* THINGS TO DO:
a) In the article about gyms for healthcare AI agents, what three options do healthcare AI engineers currently test against?
b) From the article on gyms for healthcare AI agents, extract the passage starting with "In RL, the environment" and going on through "what fields filled)".
c) Write what comes next in the article on gyms for healthcare AI agents, picking up after its final line.

* EXCERPT:
---------------
In 2016, OpenAI released Gym, a toolkit for developing and comparing reinforcement learning algorithms. The core abstraction was simple: an environment with a standard interface.

env = gym.make("CartPole-v1")
observation = env.reset()
for _ in range(1000):
    action = agent.act(observation)
    observation, reward, done, info = env.step(action)
    if done:
        observation = env.reset()

Every RL environment, from balancing a pole to playing Atari, exposed the same interface: reset(), step(action), and a reward signal. This abstraction enabled an explosion of RL research. Researchers swapped environments and algorithms freely. They trained against deterministic environments for reproducibility and stochastic ones for robustness. They ran thousands of episodes in parallel.

Healthcare AI agents need the same thing.

Why healthcare agents need gyms

Healthcare AI agents are not chatbots. They are autonomous systems that submit prior authorizations, navigate IVR systems, fill portal forms, and send HL7 messages. Each action has consequences, and the sequence matters.

This is RL in shape. The agent observes state (patient data, payer requirements, transcript so far), takes an action (submit a form, press a DTMF tone, say a phrase), receives feedback (approval, denial, IVR response), and iterates.

"The current state of prior authorization is untenable. Automation at scale is the only way out."

-- Bruce A. Scott, MD, President, American Medical Association (AMA 2024 Prior Auth Survey)

But unlike RL researchers, healthcare AI engineers have no gym. They test against production (dangerous), sandboxes with 18 patients (insufficient), or mocks (unrealistic). There is no standard environment they can reset, run episodes against, and measure over.

The result: healthcare AI agents get developed the way RL algorithms were before Gym. Slowly, with ad hoc testing, and without fast iteration.

Mapping gym concepts to healthcare

Environment = simulated health system

In RL, the environment is the world the agent acts on. In healthcare, it is the collection of systems the agent talks to: a FHIR server, a payer IVR, a portal, an HL7 interface, a fax endpoint.

A healthcare gym environment bundles these into a single addressable entity. Instantiate one and you get endpoints: a FHIR base URL, a phone number for the IVR, portal credentials, an HL7 socket.

State = FHIR contents plus system states

State includes:

  • FHIR server contents (records, coverage, pending orders)
  • IVR state (menu level, on hold, which rep)
  • Portal state (logged in, which form, what fields filled)
---------------
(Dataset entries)
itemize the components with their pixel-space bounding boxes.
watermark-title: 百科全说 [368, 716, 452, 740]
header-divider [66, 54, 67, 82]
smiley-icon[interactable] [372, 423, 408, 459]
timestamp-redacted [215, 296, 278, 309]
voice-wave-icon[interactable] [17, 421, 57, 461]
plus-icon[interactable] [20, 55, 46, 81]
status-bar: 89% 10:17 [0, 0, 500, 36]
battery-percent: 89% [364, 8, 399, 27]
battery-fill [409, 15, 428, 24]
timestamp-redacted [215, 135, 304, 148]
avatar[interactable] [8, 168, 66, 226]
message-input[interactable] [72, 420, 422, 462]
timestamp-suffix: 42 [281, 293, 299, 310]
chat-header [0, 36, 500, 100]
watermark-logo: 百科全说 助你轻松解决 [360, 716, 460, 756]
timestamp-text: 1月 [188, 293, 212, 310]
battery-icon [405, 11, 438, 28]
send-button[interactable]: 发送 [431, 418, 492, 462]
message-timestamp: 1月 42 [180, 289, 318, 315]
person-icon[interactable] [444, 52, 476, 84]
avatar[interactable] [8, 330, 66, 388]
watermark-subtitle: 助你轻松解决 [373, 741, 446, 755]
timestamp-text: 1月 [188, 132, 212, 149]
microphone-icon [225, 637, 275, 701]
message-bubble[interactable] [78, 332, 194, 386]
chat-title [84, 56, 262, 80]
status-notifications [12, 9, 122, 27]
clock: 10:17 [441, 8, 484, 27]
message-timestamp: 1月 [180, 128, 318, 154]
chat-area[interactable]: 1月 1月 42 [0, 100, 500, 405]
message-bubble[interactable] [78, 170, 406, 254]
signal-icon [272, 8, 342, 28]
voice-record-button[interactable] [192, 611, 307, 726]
---------------
* ANSWER LIST:
a) Production, sandboxes with 18 patients, or mocks.

b)
In RL, the environment is the world the agent acts on. In healthcare, it is the collection of systems the agent talks to: a FHIR server, a payer IVR, a portal, an HL7 interface, a fax endpoint.

A healthcare gym environment bundles these into a single addressable entity. Instantiate one and you get endpoints: a FHIR base URL, a phone number for the IVR, portal credentials, an HL7 socket.

State = FHIR contents plus system states

State includes:

  • FHIR server contents (records, coverage, pending orders)
  • IVR state (menu level, on hold, which rep)
  • Portal state (logged in, which form, what fields filled)

c)
  • Any pending claims, authorizations, or messages

State is observable through the standard interfaces.

Action = API call, DTMF tone, form submission

  • FHIR actions: read, search, create, update a resource
  • Voice actions: press a DTMF tone, speak a phrase, wait silently
  • Portal actions: click a button, fill a field, submit a form, navigate
  • Messaging actions: send an HL7 message, submit an X12 transaction, send a fax

Episode = one task execution

An episode runs from reset() to a terminal state. In healthcare, that means one complete task: submit a prior auth for a patient, verify benefits for a member, appeal a denied claim.

Reward = task completion plus quality metrics

  • Task completion: did the agent achieve the goal?
  • Correctness: right procedure codes, right member ID, right documentation?
  • Efficiency: how many steps, how long, how many wasted actions?
  • Safety: avoided harmful actions, correct payer, no PHI disclosure?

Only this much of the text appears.